Short task — Rewrite everything from the start of the lines down to the line containing "y-tick-label: 750: [491, 97, 511, 111]", swapping "histogram-bar" for "bar" and leaving the rest untouched.

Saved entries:
━━━━━━

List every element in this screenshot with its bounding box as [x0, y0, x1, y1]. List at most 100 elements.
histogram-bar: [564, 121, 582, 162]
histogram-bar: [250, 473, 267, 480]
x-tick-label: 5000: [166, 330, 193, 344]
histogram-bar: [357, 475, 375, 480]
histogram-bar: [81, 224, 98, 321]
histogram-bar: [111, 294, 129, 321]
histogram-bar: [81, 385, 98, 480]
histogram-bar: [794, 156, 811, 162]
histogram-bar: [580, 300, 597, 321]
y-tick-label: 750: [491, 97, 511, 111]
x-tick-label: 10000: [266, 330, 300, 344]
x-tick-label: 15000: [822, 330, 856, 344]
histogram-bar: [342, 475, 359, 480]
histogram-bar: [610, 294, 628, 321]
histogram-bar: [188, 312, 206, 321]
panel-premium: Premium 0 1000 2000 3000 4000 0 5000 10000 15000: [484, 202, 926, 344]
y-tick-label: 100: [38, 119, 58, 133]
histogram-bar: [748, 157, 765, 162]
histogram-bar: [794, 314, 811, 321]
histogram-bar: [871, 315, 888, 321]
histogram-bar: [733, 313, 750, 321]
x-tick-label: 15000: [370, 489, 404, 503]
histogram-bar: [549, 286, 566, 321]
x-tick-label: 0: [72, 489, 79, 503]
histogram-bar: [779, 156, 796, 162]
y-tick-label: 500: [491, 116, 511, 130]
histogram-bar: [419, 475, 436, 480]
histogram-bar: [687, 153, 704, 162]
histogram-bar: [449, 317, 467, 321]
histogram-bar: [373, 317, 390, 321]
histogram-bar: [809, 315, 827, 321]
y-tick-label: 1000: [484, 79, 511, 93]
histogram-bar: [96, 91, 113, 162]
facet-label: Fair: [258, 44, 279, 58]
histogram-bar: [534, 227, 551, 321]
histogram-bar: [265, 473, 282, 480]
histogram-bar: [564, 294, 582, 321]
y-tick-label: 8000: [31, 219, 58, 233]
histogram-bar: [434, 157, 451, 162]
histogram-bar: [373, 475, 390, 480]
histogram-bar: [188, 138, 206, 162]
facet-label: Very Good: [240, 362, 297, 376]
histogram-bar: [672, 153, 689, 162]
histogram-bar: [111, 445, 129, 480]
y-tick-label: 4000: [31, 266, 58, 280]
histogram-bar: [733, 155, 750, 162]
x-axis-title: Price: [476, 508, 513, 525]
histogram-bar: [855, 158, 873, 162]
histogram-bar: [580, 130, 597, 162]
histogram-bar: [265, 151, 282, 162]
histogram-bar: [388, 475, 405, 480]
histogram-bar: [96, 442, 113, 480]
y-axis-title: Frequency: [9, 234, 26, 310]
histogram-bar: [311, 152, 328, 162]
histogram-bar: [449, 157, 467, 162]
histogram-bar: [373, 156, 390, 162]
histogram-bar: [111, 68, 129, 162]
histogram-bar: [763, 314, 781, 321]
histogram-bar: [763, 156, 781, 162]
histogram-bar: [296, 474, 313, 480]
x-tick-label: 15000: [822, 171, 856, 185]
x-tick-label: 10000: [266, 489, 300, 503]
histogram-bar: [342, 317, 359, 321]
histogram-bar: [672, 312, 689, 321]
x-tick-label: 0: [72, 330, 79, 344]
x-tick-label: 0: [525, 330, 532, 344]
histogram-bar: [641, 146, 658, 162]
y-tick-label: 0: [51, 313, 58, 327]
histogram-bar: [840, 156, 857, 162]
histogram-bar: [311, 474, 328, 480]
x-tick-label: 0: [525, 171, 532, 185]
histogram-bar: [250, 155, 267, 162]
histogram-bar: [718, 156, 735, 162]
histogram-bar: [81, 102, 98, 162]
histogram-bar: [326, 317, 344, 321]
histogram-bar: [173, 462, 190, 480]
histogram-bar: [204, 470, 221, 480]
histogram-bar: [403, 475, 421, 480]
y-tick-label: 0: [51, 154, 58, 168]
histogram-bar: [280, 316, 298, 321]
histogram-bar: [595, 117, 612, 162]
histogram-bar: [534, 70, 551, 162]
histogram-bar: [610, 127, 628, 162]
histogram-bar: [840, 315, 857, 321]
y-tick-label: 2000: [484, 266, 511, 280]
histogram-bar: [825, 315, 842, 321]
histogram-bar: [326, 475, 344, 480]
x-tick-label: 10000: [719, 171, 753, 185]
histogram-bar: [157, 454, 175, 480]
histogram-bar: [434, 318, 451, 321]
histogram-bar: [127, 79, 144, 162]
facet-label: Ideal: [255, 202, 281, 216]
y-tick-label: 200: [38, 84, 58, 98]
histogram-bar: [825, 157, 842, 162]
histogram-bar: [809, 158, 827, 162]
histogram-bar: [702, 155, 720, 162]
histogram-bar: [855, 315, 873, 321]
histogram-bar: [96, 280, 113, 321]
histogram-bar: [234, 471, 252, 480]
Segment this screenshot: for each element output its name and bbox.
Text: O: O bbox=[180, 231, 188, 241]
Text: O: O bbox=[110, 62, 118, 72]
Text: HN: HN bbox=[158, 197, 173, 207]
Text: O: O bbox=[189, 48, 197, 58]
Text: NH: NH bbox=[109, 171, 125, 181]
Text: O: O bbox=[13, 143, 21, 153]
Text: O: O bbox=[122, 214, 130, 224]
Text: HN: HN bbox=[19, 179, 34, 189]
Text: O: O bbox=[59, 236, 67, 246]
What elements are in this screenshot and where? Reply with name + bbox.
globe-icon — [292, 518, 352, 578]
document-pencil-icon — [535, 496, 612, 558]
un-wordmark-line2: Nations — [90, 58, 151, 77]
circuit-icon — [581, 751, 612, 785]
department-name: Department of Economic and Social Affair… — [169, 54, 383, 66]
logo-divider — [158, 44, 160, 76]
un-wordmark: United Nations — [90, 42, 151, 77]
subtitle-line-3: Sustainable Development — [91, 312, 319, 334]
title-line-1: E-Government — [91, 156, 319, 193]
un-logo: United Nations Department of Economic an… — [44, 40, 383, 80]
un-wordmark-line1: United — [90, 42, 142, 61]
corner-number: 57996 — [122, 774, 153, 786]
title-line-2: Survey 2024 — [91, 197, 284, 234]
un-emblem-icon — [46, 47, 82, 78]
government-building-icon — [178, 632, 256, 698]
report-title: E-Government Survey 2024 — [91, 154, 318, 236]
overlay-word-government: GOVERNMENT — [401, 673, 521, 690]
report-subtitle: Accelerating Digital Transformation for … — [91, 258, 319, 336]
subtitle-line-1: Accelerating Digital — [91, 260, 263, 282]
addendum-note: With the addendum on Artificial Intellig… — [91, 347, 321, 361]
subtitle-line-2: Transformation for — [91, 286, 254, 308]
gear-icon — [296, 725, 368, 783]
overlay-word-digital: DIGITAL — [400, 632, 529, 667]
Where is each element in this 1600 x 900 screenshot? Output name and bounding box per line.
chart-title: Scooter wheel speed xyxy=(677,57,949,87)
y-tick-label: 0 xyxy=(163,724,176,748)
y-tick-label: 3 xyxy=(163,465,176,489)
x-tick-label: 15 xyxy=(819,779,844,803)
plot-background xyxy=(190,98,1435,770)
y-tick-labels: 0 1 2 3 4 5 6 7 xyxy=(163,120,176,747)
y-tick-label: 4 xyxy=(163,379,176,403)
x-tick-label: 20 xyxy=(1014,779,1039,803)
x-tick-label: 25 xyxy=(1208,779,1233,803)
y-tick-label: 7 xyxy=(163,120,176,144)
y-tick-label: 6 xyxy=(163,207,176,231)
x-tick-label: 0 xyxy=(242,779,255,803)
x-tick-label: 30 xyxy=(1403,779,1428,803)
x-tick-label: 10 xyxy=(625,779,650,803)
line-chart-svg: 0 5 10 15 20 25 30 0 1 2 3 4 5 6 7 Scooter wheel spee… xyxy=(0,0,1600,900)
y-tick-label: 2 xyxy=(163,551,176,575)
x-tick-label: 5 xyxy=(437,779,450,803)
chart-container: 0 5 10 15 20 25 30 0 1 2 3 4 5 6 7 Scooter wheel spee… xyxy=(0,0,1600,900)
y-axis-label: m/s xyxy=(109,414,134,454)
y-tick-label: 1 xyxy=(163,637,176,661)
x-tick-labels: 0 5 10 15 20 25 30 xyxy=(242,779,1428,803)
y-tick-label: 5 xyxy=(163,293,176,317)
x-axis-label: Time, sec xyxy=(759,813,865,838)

━━━━━━

Solution —
List every element in this screenshot with its bounding box as [x0, y0, x1, y1]. List at most 100 elements.
bar: [564, 121, 582, 162]
bar: [250, 473, 267, 480]
x-tick-label: 5000: [166, 330, 193, 344]
bar: [357, 475, 375, 480]
bar: [81, 224, 98, 321]
bar: [111, 294, 129, 321]
bar: [81, 385, 98, 480]
bar: [794, 156, 811, 162]
bar: [580, 300, 597, 321]
y-tick-label: 750: [491, 97, 511, 111]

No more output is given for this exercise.